### Your task
Every entry must be given again exactly.

>>>>>

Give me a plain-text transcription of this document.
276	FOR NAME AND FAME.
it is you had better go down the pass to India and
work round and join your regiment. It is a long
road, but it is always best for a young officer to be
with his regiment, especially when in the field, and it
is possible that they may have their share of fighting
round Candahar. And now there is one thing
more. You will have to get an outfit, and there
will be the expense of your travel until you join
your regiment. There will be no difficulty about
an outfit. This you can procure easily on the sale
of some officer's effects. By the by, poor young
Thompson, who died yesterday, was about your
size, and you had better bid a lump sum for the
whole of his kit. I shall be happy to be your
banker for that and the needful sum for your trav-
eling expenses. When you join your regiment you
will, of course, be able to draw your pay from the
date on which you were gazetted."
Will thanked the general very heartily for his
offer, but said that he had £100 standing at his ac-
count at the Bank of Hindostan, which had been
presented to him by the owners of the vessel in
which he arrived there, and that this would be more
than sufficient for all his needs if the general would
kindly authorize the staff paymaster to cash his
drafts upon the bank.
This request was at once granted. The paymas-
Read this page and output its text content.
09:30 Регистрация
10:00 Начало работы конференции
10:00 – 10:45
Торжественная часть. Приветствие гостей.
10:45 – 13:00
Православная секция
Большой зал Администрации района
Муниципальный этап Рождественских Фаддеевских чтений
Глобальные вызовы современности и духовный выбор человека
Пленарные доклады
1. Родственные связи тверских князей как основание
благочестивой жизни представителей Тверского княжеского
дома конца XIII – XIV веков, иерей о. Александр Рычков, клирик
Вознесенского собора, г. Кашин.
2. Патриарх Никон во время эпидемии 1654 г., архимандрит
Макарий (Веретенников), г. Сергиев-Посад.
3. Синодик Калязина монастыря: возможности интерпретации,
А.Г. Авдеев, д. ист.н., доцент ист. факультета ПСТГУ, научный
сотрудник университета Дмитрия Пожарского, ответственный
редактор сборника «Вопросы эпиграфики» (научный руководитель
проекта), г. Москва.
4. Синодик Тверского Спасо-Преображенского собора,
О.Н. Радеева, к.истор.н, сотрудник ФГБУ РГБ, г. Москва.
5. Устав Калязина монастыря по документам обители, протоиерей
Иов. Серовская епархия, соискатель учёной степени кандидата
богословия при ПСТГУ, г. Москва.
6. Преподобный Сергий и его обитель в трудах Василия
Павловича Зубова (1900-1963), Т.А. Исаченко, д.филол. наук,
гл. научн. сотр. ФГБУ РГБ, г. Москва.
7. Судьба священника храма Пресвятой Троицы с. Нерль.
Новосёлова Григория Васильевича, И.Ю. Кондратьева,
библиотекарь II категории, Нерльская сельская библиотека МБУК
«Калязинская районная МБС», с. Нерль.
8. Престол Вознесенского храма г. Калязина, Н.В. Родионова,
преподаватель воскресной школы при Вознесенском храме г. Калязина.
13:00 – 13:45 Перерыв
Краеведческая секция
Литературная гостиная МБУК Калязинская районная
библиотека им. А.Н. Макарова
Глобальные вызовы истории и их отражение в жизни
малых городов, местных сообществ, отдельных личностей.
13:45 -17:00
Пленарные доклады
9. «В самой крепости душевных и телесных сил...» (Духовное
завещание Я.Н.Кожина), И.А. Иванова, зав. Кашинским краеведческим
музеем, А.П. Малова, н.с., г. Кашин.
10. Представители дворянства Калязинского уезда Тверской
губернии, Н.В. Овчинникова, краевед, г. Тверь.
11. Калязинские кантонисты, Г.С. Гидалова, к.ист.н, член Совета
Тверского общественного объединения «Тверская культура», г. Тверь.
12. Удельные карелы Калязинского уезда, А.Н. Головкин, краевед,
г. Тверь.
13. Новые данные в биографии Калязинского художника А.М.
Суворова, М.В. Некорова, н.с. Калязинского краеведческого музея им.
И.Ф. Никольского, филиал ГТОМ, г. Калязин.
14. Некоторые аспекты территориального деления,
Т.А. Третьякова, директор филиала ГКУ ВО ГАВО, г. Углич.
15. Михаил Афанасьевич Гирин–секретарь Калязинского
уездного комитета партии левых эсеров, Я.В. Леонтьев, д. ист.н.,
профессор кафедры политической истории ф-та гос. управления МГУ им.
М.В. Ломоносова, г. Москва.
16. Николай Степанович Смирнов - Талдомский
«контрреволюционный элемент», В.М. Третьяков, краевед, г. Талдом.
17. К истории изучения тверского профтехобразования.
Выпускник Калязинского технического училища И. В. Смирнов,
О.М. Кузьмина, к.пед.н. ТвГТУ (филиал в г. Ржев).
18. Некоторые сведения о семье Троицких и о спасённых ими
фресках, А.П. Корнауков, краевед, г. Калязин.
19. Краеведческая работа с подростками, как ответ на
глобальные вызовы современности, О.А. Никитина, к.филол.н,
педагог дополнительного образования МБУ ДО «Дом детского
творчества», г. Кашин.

<<<<<

### Response for this exercise
Give me a plain-text transcription of this document.
276	FOR NAME AND FAME.
it is you had better go down the pass to India and
work round and join your regiment. It is a long
road, but it is always best for a young officer to be
with his regiment, especially when in the field, and it
is possible that they may have their share of fighting
round Candahar. And now there is one thing
more. You will have to get an outfit, and there
will be the expense of your travel until you join
your regiment. There will be no difficulty about
an outfit. This you can procure easily on the sale
of some officer's effects. By the by, poor young
Thompson, who died yesterday, was about your
size, and you had better bid a lump sum for the
whole of his kit. I shall be happy to be your
banker for that and the needful sum for your trav-
eling expenses. When you join your regiment you
will, of course, be able to draw your pay from the
date on which you were gazetted."
Will thanked the general very heartily for his
offer, but said that he had £100 standing at his ac-
count at the Bank of Hindostan, which had been
presented to him by the owners of the vessel in
which he arrived there, and that this would be more
than sufficient for all his needs if the general would
kindly authorize the staff paymaster to cash his
drafts upon the bank.
This request was at once granted. The paymas-
Read this page and output its text content.
09:30 Регистрация
10:00 Начало работы конференции
10:00 – 10:45
Торжественная часть. Приветствие гостей.
10:45 – 13:00
Православная секция
Большой зал Администрации района
Муниципальный этап Рождественских Фаддеевских чтений
Глобальные вызовы современности и духовный выбор человека
Пленарные доклады
1. Родственные связи тверских князей как основание
благочестивой жизни представителей Тверского княжеского
дома конца XIII – XIV веков, иерей о. Александр Рычков, клирик
Вознесенского собора, г. Кашин.
2. Патриарх Никон во время эпидемии 1654 г., архимандрит
Макарий (Веретенников), г. Сергиев-Посад.
3. Синодик Калязина монастыря: возможности интерпретации,
А.Г. Авдеев, д. ист.н., доцент ист. факультета ПСТГУ, научный
сотрудник университета Дмитрия Пожарского, ответственный
редактор сборника «Вопросы эпиграфики» (научный руководитель
проекта), г. Москва.
4. Синодик Тверского Спасо-Преображенского собора,
О.Н. Радеева, к.истор.н, сотрудник ФГБУ РГБ, г. Москва.
5. Устав Калязина монастыря по документам обители, протоиерей
Иов. Серовская епархия, соискатель учёной степени кандидата
богословия при ПСТГУ, г. Москва.
6. Преподобный Сергий и его обитель в трудах Василия
Павловича Зубова (1900-1963), Т.А. Исаченко, д.филол. наук,
гл. научн. сотр. ФГБУ РГБ, г. Москва.
7. Судьба священника храма Пресвятой Троицы с. Нерль.
Новосёлова Григория Васильевича, И.Ю. Кондратьева,
библиотекарь II категории, Нерльская сельская библиотека МБУК
«Калязинская районная МБС», с. Нерль.
8. Престол Вознесенского храма г. Калязина, Н.В. Родионова,
преподаватель воскресной школы при Вознесенском храме г. Калязина.
13:00 – 13:45 Перерыв
Краеведческая секция
Литературная гостиная МБУК Калязинская районная
библиотека им. А.Н. Макарова
Глобальные вызовы истории и их отражение в жизни
малых городов, местных сообществ, отдельных личностей.
13:45 -17:00
Пленарные доклады
9. «В самой крепости душевных и телесных сил...» (Духовное
завещание Я.Н.Кожина), И.А. Иванова, зав. Кашинским краеведческим
музеем, А.П. Малова, н.с., г. Кашин.
10. Представители дворянства Калязинского уезда Тверской
губернии, Н.В. Овчинникова, краевед, г. Тверь.
11. Калязинские кантонисты, Г.С. Гидалова, к.ист.н, член Совета
Тверского общественного объединения «Тверская культура», г. Тверь.
12. Удельные карелы Калязинского уезда, А.Н. Головкин, краевед,
г. Тверь.
13. Новые данные в биографии Калязинского художника А.М.
Суворова, М.В. Некорова, н.с. Калязинского краеведческого музея им.
И.Ф. Никольского, филиал ГТОМ, г. Калязин.
14. Некоторые аспекты территориального деления,
Т.А. Третьякова, директор филиала ГКУ ВО ГАВО, г. Углич.
15. Михаил Афанасьевич Гирин–секретарь Калязинского
уездного комитета партии левых эсеров, Я.В. Леонтьев, д. ист.н.,
профессор кафедры политической истории ф-та гос. управления МГУ им.
М.В. Ломоносова, г. Москва.
16. Николай Степанович Смирнов - Талдомский
«контрреволюционный элемент», В.М. Третьяков, краевед, г. Талдом.
17. К истории изучения тверского профтехобразования.
Выпускник Калязинского технического училища И. В. Смирнов,
О.М. Кузьмина, к.пед.н. ТвГТУ (филиал в г. Ржев).
18. Некоторые сведения о семье Троицких и о спасённых ими
фресках, А.П. Корнауков, краевед, г. Калязин.
19. Краеведческая работа с подростками, как ответ на
глобальные вызовы современности, О.А. Никитина, к.филол.н,
педагог дополнительного образования МБУ ДО «Дом детского
творчества», г. Кашин.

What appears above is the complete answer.